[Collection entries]
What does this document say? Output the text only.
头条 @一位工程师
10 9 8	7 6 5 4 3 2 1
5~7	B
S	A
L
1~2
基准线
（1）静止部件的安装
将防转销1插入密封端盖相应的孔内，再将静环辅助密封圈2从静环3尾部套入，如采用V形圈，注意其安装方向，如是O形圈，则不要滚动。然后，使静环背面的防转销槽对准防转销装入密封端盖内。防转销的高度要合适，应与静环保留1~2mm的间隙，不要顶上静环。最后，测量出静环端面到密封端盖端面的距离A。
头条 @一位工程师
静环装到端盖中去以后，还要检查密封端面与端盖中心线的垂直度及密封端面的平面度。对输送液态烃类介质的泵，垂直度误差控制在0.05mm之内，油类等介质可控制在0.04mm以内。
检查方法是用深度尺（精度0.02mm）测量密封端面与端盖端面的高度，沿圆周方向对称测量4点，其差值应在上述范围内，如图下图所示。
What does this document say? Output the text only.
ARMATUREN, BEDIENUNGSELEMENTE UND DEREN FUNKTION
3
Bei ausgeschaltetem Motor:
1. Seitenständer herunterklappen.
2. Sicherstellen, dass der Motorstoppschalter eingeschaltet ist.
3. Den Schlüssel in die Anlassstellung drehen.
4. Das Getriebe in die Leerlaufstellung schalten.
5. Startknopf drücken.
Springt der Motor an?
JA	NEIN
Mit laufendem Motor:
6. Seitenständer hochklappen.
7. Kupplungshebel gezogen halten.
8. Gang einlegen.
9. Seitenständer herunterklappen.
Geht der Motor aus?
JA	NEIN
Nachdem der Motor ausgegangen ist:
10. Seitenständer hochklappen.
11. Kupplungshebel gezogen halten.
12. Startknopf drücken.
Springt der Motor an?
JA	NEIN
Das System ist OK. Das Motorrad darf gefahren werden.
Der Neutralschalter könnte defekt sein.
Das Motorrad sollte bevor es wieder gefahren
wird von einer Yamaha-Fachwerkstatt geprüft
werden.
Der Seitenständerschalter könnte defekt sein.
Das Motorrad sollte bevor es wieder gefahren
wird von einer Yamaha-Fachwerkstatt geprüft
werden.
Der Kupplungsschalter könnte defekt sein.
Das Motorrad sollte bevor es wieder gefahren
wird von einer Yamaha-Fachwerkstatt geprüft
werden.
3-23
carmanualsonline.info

WORK TO COMPLETE: Copy all lines in the listing above where the string "herunterklappen" appears.

ANSWER TO THIS PROBLEM:
1. Seitenständer herunterklappen.
9. Seitenständer herunterklappen.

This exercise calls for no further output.